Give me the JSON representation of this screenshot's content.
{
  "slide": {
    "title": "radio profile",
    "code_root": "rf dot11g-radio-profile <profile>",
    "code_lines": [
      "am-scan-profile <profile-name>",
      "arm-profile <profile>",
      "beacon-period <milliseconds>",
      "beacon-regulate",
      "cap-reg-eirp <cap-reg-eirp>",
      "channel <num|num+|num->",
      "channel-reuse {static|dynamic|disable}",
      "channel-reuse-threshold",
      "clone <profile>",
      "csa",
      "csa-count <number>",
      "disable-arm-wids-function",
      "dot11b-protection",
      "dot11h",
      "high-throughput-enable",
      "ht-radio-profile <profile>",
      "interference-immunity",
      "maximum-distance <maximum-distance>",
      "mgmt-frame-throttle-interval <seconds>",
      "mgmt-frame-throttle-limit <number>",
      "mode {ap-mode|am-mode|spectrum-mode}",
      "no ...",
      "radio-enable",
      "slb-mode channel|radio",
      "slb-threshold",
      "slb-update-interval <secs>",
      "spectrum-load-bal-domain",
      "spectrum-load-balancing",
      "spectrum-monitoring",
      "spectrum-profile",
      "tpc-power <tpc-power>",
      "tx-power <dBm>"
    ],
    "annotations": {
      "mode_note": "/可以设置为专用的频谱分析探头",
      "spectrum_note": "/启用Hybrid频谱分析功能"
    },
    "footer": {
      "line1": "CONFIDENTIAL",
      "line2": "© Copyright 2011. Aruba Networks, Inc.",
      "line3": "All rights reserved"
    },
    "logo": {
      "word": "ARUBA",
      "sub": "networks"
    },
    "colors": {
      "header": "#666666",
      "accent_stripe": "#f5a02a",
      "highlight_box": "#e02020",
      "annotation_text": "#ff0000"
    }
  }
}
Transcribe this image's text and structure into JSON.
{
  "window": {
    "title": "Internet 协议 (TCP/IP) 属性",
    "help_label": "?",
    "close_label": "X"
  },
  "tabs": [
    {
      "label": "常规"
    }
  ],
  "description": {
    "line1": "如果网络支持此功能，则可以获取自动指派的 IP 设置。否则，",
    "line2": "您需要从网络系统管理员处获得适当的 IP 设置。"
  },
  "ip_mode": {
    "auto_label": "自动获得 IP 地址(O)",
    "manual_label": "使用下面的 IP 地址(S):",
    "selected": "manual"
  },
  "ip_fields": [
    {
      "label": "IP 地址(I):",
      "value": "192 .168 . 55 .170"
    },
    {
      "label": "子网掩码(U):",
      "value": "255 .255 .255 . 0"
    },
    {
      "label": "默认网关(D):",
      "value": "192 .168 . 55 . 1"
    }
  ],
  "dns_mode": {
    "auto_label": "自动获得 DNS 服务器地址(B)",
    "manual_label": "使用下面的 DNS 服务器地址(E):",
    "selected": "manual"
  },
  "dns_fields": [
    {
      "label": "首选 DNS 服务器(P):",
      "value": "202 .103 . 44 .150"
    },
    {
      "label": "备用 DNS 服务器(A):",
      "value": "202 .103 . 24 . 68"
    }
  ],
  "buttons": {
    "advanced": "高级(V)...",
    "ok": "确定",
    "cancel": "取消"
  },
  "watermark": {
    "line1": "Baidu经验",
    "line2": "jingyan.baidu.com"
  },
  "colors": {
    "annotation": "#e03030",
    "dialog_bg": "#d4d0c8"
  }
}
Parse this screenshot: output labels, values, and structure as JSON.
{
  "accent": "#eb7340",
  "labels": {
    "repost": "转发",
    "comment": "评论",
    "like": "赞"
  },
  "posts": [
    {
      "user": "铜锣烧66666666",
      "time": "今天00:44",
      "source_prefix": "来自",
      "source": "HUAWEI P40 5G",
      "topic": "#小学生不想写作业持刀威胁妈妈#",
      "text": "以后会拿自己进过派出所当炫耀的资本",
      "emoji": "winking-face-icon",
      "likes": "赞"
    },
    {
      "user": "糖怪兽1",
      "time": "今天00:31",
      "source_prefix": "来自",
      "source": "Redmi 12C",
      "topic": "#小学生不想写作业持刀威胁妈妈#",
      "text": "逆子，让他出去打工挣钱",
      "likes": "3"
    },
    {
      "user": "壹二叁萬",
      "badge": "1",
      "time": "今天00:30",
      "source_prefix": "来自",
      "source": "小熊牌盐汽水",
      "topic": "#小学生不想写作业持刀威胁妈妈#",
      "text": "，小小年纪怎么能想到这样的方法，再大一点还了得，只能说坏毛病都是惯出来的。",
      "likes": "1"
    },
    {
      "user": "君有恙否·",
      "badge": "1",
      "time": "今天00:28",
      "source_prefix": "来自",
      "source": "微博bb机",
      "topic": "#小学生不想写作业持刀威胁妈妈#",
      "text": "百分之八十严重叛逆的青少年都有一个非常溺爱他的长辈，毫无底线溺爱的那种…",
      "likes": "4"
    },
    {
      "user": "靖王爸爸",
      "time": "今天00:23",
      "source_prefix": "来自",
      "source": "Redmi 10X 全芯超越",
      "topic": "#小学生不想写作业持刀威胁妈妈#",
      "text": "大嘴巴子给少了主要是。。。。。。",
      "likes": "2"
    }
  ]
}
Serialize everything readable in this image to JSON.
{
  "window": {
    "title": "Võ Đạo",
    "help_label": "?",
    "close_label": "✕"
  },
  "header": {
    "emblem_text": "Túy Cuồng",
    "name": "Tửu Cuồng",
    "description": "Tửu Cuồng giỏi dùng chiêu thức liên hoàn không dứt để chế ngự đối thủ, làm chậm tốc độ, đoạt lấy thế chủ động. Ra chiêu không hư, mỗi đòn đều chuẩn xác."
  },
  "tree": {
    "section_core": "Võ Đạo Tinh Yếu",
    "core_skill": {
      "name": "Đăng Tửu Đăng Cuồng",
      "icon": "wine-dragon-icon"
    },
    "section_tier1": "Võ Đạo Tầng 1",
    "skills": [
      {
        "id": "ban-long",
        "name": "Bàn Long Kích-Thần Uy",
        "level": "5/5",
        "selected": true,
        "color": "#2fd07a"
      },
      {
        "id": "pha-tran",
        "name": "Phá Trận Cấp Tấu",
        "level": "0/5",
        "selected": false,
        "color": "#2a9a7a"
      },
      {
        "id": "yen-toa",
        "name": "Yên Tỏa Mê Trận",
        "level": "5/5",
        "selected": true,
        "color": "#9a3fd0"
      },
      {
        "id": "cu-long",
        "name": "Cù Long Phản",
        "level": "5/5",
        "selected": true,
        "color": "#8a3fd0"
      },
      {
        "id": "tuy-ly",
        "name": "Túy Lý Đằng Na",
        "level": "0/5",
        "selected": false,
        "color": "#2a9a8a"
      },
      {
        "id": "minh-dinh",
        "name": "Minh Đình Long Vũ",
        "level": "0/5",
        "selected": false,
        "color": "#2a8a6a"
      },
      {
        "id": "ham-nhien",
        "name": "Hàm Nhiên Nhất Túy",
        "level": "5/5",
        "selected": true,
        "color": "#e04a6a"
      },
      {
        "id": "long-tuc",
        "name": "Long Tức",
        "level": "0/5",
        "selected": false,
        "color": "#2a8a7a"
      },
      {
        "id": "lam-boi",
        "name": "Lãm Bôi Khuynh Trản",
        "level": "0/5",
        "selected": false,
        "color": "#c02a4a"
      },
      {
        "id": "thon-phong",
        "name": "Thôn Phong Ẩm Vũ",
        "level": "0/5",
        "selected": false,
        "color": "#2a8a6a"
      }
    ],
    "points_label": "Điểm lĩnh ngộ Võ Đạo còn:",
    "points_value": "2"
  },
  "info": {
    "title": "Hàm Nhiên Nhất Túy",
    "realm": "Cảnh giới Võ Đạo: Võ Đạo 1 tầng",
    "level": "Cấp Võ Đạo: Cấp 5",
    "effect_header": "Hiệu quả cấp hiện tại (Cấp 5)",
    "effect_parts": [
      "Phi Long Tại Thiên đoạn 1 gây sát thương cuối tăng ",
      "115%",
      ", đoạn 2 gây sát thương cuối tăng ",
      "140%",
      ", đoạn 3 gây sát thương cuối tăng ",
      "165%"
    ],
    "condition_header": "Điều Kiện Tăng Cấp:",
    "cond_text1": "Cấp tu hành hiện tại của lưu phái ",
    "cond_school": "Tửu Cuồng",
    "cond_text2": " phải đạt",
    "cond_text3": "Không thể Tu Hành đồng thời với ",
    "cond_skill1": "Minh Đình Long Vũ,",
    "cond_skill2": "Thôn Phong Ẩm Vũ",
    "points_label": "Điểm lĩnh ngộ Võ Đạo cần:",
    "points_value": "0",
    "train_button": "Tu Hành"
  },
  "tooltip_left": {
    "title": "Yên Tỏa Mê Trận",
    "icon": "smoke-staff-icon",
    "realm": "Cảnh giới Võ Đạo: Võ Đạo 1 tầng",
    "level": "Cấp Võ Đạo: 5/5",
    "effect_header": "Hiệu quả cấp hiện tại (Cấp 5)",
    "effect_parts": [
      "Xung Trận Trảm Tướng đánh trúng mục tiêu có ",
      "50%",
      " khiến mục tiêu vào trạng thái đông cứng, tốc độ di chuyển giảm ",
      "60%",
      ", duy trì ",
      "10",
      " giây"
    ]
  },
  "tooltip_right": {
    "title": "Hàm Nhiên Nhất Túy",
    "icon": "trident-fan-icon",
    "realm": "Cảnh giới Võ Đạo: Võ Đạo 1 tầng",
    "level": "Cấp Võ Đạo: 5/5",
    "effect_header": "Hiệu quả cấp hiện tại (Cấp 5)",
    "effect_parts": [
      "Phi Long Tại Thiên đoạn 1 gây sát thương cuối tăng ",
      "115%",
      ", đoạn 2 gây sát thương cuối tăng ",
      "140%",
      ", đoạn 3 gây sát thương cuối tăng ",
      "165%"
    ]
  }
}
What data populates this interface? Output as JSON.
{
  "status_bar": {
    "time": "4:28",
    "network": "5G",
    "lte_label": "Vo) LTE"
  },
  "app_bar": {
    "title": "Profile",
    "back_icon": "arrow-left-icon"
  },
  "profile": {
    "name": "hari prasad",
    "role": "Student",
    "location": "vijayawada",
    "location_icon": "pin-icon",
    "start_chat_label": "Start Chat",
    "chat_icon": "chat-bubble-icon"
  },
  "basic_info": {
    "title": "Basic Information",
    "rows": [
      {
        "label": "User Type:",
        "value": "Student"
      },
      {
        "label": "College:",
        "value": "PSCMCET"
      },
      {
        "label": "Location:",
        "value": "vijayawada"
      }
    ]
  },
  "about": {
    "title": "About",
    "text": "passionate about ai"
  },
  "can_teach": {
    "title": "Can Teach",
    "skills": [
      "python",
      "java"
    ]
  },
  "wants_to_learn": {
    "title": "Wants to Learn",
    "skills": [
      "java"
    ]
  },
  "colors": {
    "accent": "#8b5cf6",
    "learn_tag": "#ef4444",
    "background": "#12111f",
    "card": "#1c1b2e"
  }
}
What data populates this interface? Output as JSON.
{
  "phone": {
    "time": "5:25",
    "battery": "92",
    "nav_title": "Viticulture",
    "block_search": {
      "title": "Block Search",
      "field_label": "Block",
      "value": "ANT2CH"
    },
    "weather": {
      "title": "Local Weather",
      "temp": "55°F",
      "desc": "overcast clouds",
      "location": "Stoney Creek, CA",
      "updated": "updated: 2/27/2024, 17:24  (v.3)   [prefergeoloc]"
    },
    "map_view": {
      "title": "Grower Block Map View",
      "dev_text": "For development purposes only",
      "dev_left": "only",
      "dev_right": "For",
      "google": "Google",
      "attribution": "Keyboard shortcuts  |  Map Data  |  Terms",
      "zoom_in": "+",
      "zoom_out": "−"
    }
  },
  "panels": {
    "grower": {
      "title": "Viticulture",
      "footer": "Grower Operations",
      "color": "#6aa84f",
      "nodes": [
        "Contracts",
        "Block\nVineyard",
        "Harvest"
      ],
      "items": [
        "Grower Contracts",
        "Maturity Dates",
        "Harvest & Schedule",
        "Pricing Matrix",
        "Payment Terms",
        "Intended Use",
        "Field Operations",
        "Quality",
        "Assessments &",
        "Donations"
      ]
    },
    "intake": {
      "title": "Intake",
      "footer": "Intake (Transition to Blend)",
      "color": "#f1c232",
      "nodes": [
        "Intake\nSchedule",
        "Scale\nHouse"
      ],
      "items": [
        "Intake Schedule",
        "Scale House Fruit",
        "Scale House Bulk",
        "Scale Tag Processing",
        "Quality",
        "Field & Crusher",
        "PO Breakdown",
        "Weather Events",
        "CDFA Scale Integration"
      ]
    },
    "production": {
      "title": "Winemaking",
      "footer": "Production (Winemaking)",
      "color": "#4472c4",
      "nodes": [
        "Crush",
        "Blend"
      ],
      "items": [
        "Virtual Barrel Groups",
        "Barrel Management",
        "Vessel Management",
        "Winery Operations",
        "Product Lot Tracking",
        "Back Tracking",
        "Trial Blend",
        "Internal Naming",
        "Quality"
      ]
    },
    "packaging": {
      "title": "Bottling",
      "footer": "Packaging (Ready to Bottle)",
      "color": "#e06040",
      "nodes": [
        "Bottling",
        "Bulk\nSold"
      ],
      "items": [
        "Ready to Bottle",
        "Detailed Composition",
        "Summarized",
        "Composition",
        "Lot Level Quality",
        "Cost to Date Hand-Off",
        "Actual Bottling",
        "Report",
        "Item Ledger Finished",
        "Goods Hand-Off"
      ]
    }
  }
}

### Work required:
Select and copy every line of the material that holds the string "interval".

### Output below:
      "mgmt-frame-throttle-interval <seconds>",
      "slb-update-interval <secs>",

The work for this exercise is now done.